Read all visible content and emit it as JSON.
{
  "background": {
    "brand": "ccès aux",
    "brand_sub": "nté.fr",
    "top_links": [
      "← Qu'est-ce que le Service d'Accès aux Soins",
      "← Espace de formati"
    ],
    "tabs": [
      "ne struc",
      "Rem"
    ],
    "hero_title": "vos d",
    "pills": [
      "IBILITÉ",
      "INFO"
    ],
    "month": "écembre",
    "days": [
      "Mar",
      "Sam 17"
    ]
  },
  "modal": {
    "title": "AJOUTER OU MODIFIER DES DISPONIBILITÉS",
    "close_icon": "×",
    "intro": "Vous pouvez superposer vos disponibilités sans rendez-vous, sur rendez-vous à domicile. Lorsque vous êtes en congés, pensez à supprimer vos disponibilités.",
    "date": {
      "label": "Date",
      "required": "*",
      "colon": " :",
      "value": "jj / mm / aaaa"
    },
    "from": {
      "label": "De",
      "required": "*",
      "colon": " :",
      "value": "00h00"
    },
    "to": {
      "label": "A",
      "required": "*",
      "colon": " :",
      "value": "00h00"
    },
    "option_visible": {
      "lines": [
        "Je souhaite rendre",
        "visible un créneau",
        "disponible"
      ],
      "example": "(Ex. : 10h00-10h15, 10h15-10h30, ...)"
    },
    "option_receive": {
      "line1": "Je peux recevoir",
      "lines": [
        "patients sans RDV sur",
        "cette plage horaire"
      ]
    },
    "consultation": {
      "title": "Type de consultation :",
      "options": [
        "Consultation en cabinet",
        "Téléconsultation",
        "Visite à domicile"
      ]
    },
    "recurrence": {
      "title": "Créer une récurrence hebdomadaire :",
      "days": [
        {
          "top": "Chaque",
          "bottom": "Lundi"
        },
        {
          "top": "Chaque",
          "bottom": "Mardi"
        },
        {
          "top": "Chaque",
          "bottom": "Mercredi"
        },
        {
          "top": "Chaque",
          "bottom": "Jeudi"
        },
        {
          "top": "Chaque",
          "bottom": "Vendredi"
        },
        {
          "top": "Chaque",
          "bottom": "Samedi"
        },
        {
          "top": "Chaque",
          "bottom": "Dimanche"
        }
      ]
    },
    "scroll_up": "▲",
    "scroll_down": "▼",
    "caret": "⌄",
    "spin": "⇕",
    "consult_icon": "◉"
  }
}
▬▬▬
_Your goal:_
Repeat the records above exactly, with nothing left out.

_Result of the exercise:_
Read all visible content and emit it as JSON.
{
  "background": {
    "brand": "ccès aux",
    "brand_sub": "nté.fr",
    "top_links": [
      "← Qu'est-ce que le Service d'Accès aux Soins",
      "← Espace de formati"
    ],
    "tabs": [
      "ne struc",
      "Rem"
    ],
    "hero_title": "vos d",
    "pills": [
      "IBILITÉ",
      "INFO"
    ],
    "month": "écembre",
    "days": [
      "Mar",
      "Sam 17"
    ]
  },
  "modal": {
    "title": "AJOUTER OU MODIFIER DES DISPONIBILITÉS",
    "close_icon": "×",
    "intro": "Vous pouvez superposer vos disponibilités sans rendez-vous, sur rendez-vous à domicile. Lorsque vous êtes en congés, pensez à supprimer vos disponibilités.",
    "date": {
      "label": "Date",
      "required": "*",
      "colon": " :",
      "value": "jj / mm / aaaa"
    },
    "from": {
      "label": "De",
      "required": "*",
      "colon": " :",
      "value": "00h00"
    },
    "to": {
      "label": "A",
      "required": "*",
      "colon": " :",
      "value": "00h00"
    },
    "option_visible": {
      "lines": [
        "Je souhaite rendre",
        "visible un créneau",
        "disponible"
      ],
      "example": "(Ex. : 10h00-10h15, 10h15-10h30, ...)"
    },
    "option_receive": {
      "line1": "Je peux recevoir",
      "lines": [
        "patients sans RDV sur",
        "cette plage horaire"
      ]
    },
    "consultation": {
      "title": "Type de consultation :",
      "options": [
        "Consultation en cabinet",
        "Téléconsultation",
        "Visite à domicile"
      ]
    },
    "recurrence": {
      "title": "Créer une récurrence hebdomadaire :",
      "days": [
        {
          "top": "Chaque",
          "bottom": "Lundi"
        },
        {
          "top": "Chaque",
          "bottom": "Mardi"
        },
        {
          "top": "Chaque",
          "bottom": "Mercredi"
        },
        {
          "top": "Chaque",
          "bottom": "Jeudi"
        },
        {
          "top": "Chaque",
          "bottom": "Vendredi"
        },
        {
          "top": "Chaque",
          "bottom": "Samedi"
        },
        {
          "top": "Chaque",
          "bottom": "Dimanche"
        }
      ]
    },
    "scroll_up": "▲",
    "scroll_down": "▼",
    "caret": "⌄",
    "spin": "⇕",
    "consult_icon": "◉"
  }
}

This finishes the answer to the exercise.